> _Task requirements_
Search the data for the word "biodegradability". Reproduce every line where it is found.

[Records about charts and figures]
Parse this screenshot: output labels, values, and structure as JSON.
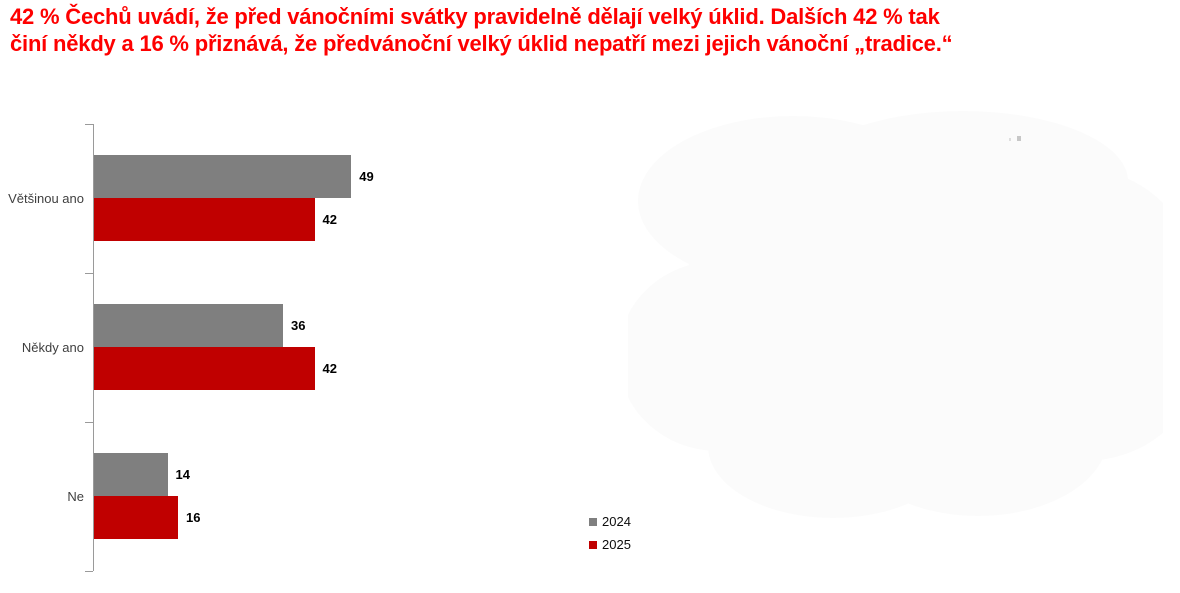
{
  "headline": {
    "lines": [
      "42 % Čechů uvádí, že před vánočními svátky pravidelně dělají velký úklid. Dalších 42 % tak",
      "činí někdy a 16 % přiznává, že předvánoční velký úklid nepatří mezi jejich vánoční „tradice.“"
    ],
    "color": "#FE0000"
  },
  "chart_data": {
    "type": "bar",
    "orientation": "horizontal",
    "title": "",
    "categories": [
      "Většinou ano",
      "Někdy ano",
      "Ne"
    ],
    "series": [
      {
        "name": "2024",
        "color": "#7F7F7F",
        "values": [
          49,
          36,
          14
        ]
      },
      {
        "name": "2025",
        "color": "#C00000",
        "values": [
          42,
          42,
          16
        ]
      }
    ],
    "value_labels": true,
    "grid": false,
    "legend_position": "bottom-center",
    "axis_color": "#9A9A9A"
  }
}
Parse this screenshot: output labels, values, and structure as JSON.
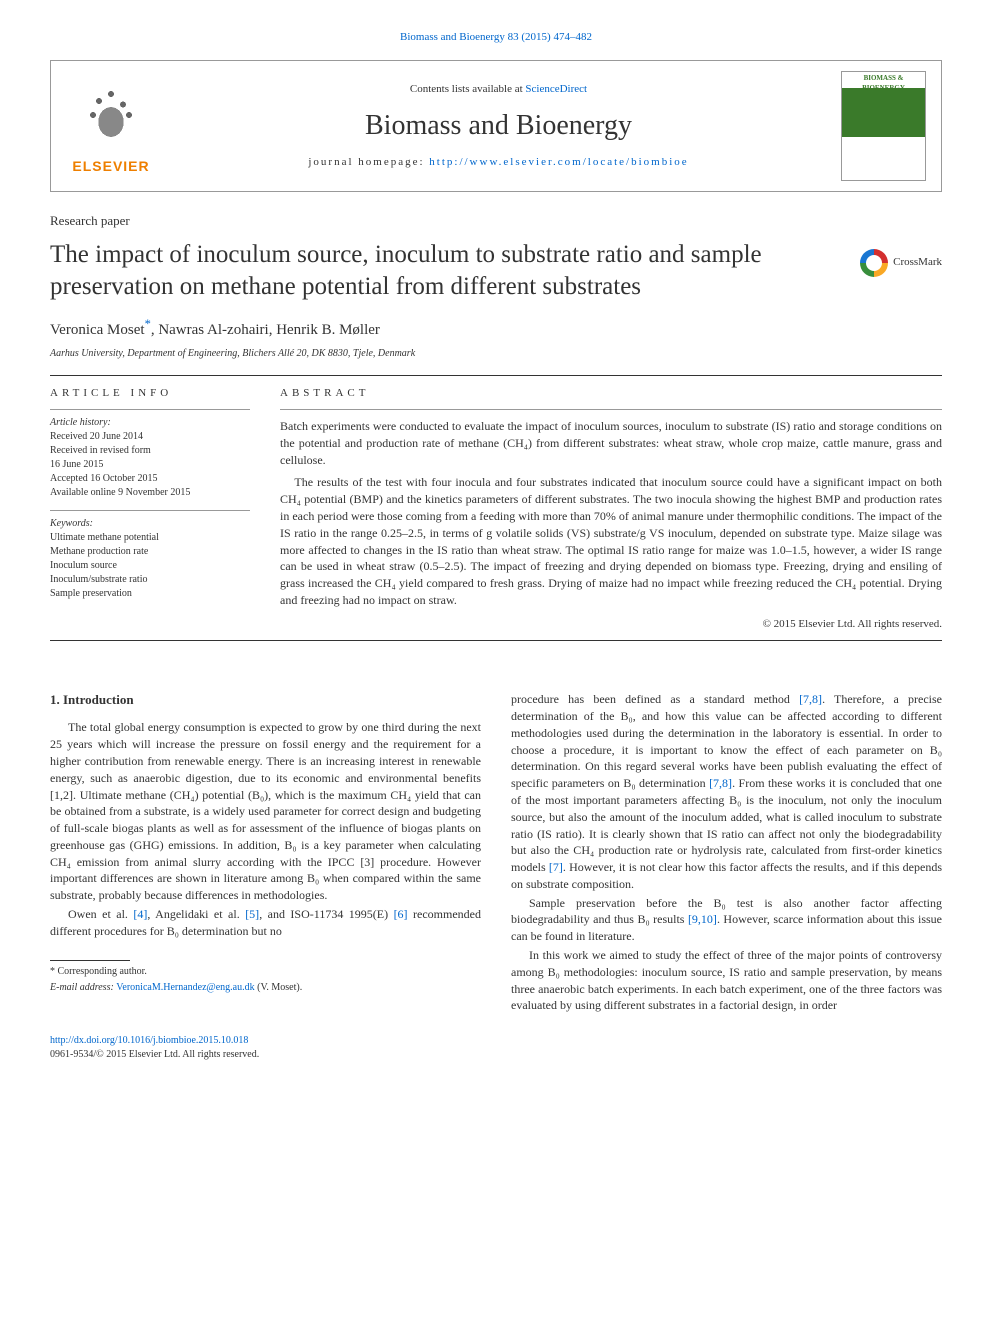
{
  "top_link": {
    "text": "Biomass and Bioenergy 83 (2015) 474–482"
  },
  "header": {
    "publisher_name": "ELSEVIER",
    "contents_prefix": "Contents lists available at ",
    "contents_site": "ScienceDirect",
    "journal_name": "Biomass and Bioenergy",
    "homepage_label": "journal homepage: ",
    "homepage_url": "http://www.elsevier.com/locate/biombioe",
    "cover_title": "BIOMASS & BIOENERGY"
  },
  "paper_type": "Research paper",
  "title": "The impact of inoculum source, inoculum to substrate ratio and sample preservation on methane potential from different substrates",
  "crossmark_label": "CrossMark",
  "authors_html": "Veronica Moset*, Nawras Al-zohairi, Henrik B. Møller",
  "affiliation": "Aarhus University, Department of Engineering, Blichers Allé 20, DK 8830, Tjele, Denmark",
  "info": {
    "heading": "article info",
    "history_label": "Article history:",
    "history": [
      "Received 20 June 2014",
      "Received in revised form",
      "16 June 2015",
      "Accepted 16 October 2015",
      "Available online 9 November 2015"
    ],
    "keywords_label": "Keywords:",
    "keywords": [
      "Ultimate methane potential",
      "Methane production rate",
      "Inoculum source",
      "Inoculum/substrate ratio",
      "Sample preservation"
    ]
  },
  "abstract": {
    "heading": "abstract",
    "p1": "Batch experiments were conducted to evaluate the impact of inoculum sources, inoculum to substrate (IS) ratio and storage conditions on the potential and production rate of methane (CH₄) from different substrates: wheat straw, whole crop maize, cattle manure, grass and cellulose.",
    "p2": "The results of the test with four inocula and four substrates indicated that inoculum source could have a significant impact on both CH₄ potential (BMP) and the kinetics parameters of different substrates. The two inocula showing the highest BMP and production rates in each period were those coming from a feeding with more than 70% of animal manure under thermophilic conditions. The impact of the IS ratio in the range 0.25–2.5, in terms of g volatile solids (VS) substrate/g VS inoculum, depended on substrate type. Maize silage was more affected to changes in the IS ratio than wheat straw. The optimal IS ratio range for maize was 1.0–1.5, however, a wider IS range can be used in wheat straw (0.5–2.5). The impact of freezing and drying depended on biomass type. Freezing, drying and ensiling of grass increased the CH₄ yield compared to fresh grass. Drying of maize had no impact while freezing reduced the CH₄ potential. Drying and freezing had no impact on straw.",
    "copyright": "© 2015 Elsevier Ltd. All rights reserved."
  },
  "body": {
    "section_heading": "1.  Introduction",
    "col1_p1": "The total global energy consumption is expected to grow by one third during the next 25 years which will increase the pressure on fossil energy and the requirement for a higher contribution from renewable energy. There is an increasing interest in renewable energy, such as anaerobic digestion, due to its economic and environmental benefits [1,2]. Ultimate methane (CH₄) potential (B₀), which is the maximum CH₄ yield that can be obtained from a substrate, is a widely used parameter for correct design and budgeting of full-scale biogas plants as well as for assessment of the influence of biogas plants on greenhouse gas (GHG) emissions. In addition, B₀ is a key parameter when calculating CH₄ emission from animal slurry according with the IPCC [3] procedure. However important differences are shown in literature among B₀ when compared within the same substrate, probably because differences in methodologies.",
    "col1_p2_pre": "Owen et al. ",
    "ref4": "[4]",
    "col1_p2_mid1": ", Angelidaki et al. ",
    "ref5": "[5]",
    "col1_p2_mid2": ", and ISO-11734 1995(E) ",
    "ref6": "[6]",
    "col1_p2_post": " recommended different procedures for B₀ determination but no",
    "col2_p1_pre": "procedure has been defined as a standard method ",
    "ref78a": "[7,8]",
    "col2_p1_mid": ". Therefore, a precise determination of the B₀, and how this value can be affected according to different methodologies used during the determination in the laboratory is essential. In order to choose a procedure, it is important to know the effect of each parameter on B₀ determination. On this regard several works have been publish evaluating the effect of specific parameters on B₀ determination ",
    "ref78b": "[7,8]",
    "col2_p1_mid2": ". From these works it is concluded that one of the most important parameters affecting B₀ is the inoculum, not only the inoculum source, but also the amount of the inoculum added, what is called inoculum to substrate ratio (IS ratio). It is clearly shown that IS ratio can affect not only the biodegradability but also the CH₄ production rate or hydrolysis rate, calculated from first-order kinetics models ",
    "ref7": "[7]",
    "col2_p1_post": ". However, it is not clear how this factor affects the results, and if this depends on substrate composition.",
    "col2_p2_pre": "Sample preservation before the B₀ test is also another factor affecting biodegradability and thus B₀ results ",
    "ref910": "[9,10]",
    "col2_p2_post": ". However, scarce information about this issue can be found in literature.",
    "col2_p3": "In this work we aimed to study the effect of three of the major points of controversy among B₀ methodologies: inoculum source, IS ratio and sample preservation, by means three anaerobic batch experiments. In each batch experiment, one of the three factors was evaluated by using different substrates in a factorial design, in order"
  },
  "footnote": {
    "corresponding": "* Corresponding author.",
    "email_label": "E-mail address: ",
    "email": "VeronicaM.Hernandez@eng.au.dk",
    "email_suffix": " (V. Moset)."
  },
  "footer": {
    "doi": "http://dx.doi.org/10.1016/j.biombioe.2015.10.018",
    "issn_line": "0961-9534/© 2015 Elsevier Ltd. All rights reserved."
  },
  "colors": {
    "link": "#0066cc",
    "elsevier_orange": "#ee7f00",
    "cover_green": "#3a7a2a",
    "text": "#333333"
  }
}
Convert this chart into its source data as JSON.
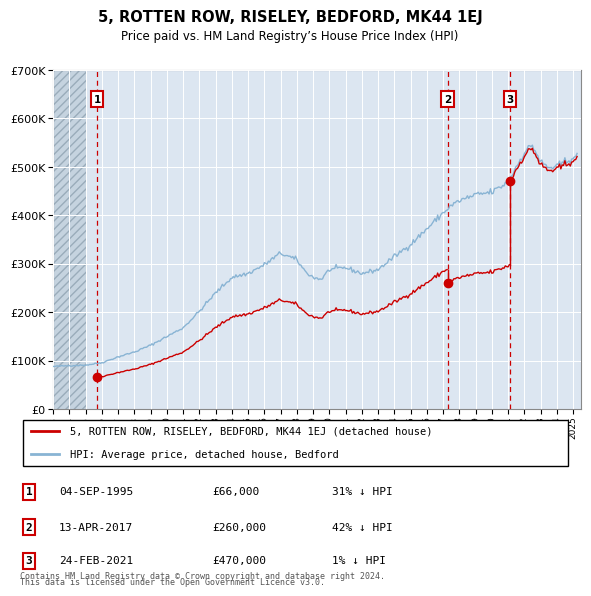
{
  "title": "5, ROTTEN ROW, RISELEY, BEDFORD, MK44 1EJ",
  "subtitle": "Price paid vs. HM Land Registry’s House Price Index (HPI)",
  "transactions": [
    {
      "num": 1,
      "date": "04-SEP-1995",
      "year": 1995.71,
      "price": 66000,
      "pct": "31% ↓ HPI"
    },
    {
      "num": 2,
      "date": "13-APR-2017",
      "year": 2017.28,
      "price": 260000,
      "pct": "42% ↓ HPI"
    },
    {
      "num": 3,
      "date": "24-FEB-2021",
      "year": 2021.12,
      "price": 470000,
      "pct": "1% ↓ HPI"
    }
  ],
  "legend_line1": "5, ROTTEN ROW, RISELEY, BEDFORD, MK44 1EJ (detached house)",
  "legend_line2": "HPI: Average price, detached house, Bedford",
  "footer1": "Contains HM Land Registry data © Crown copyright and database right 2024.",
  "footer2": "This data is licensed under the Open Government Licence v3.0.",
  "ylim": [
    0,
    700000
  ],
  "xlim_start": 1993.0,
  "xlim_end": 2025.5,
  "hatch_end": 1995.0,
  "red_color": "#cc0000",
  "blue_color": "#89b4d4",
  "bg_color": "#dce6f1",
  "grid_color": "#ffffff",
  "box_color": "#cc0000"
}
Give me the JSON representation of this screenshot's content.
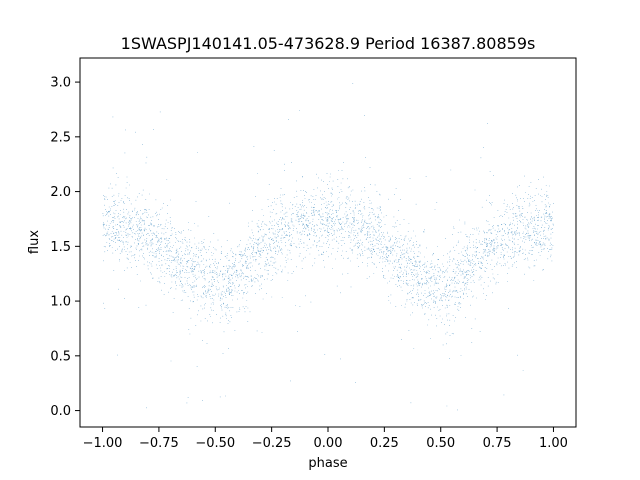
{
  "chart_data": {
    "type": "scatter",
    "title": "1SWASPJ140141.05-473628.9 Period 16387.80859s",
    "xlabel": "phase",
    "ylabel": "flux",
    "xlim": [
      -1.1,
      1.1
    ],
    "ylim": [
      -0.15,
      3.22
    ],
    "x_ticks": [
      -1.0,
      -0.75,
      -0.5,
      -0.25,
      0.0,
      0.25,
      0.5,
      0.75,
      1.0
    ],
    "x_tick_labels": [
      "−1.00",
      "−0.75",
      "−0.50",
      "−0.25",
      "0.00",
      "0.25",
      "0.50",
      "0.75",
      "1.00"
    ],
    "y_ticks": [
      0.0,
      0.5,
      1.0,
      1.5,
      2.0,
      2.5,
      3.0
    ],
    "y_tick_labels": [
      "0.0",
      "0.5",
      "1.0",
      "1.5",
      "2.0",
      "2.5",
      "3.0"
    ],
    "grid": false,
    "legend": "none",
    "marker_color": "#1f77b4",
    "series": [
      {
        "phase_curve": {
          "x": [
            -1.0,
            -0.9,
            -0.8,
            -0.7,
            -0.6,
            -0.5,
            -0.45,
            -0.4,
            -0.3,
            -0.2,
            -0.1,
            0.0,
            0.1,
            0.2,
            0.3,
            0.4,
            0.5,
            0.55,
            0.6,
            0.7,
            0.8,
            0.9,
            1.0
          ],
          "y": [
            1.68,
            1.65,
            1.58,
            1.45,
            1.28,
            1.15,
            1.15,
            1.22,
            1.45,
            1.62,
            1.72,
            1.75,
            1.7,
            1.6,
            1.42,
            1.22,
            1.12,
            1.15,
            1.28,
            1.45,
            1.6,
            1.66,
            1.68
          ]
        },
        "scatter_sigma": 0.17,
        "point_count": 26000
      }
    ]
  }
}
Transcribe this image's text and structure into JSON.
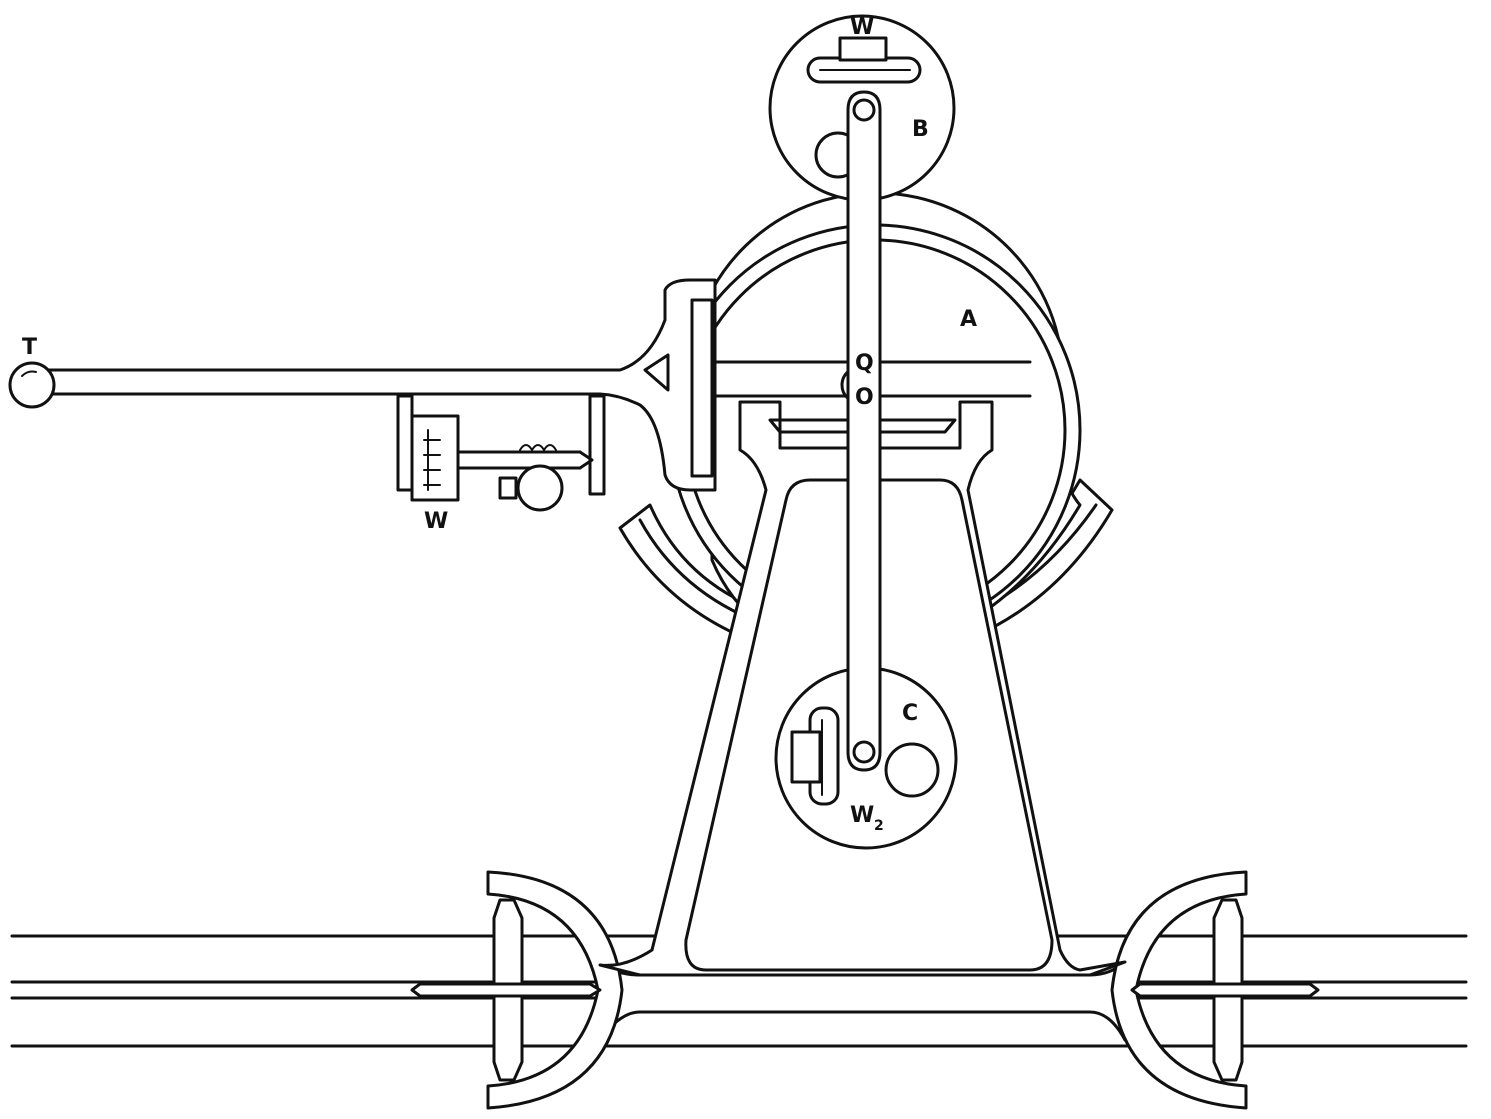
{
  "labels": {
    "t": "T",
    "a": "A",
    "b": "B",
    "c": "C",
    "q": "Q",
    "o": "O",
    "w_top": "W",
    "w_left": "W",
    "w2_main": "W",
    "w2_sub": "2"
  },
  "colors": {
    "ink": "#111111",
    "paper": "#ffffff"
  }
}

> _Expected answer_
    "col2_p1_mid2": ". From these works it is concluded that one of the most important parameters affecting B₀ is the inoculum, not only the inoculum source, but also the amount of the inoculum added, what is called inoculum to substrate ratio (IS ratio). It is clearly shown that IS ratio can affect not only the biodegradability but also the CH₄ production rate or hydrolysis rate, calculated from first-order kinetics models ",
    "col2_p2_pre": "Sample preservation before the B₀ test is also another factor affecting biodegradability and thus B₀ results ",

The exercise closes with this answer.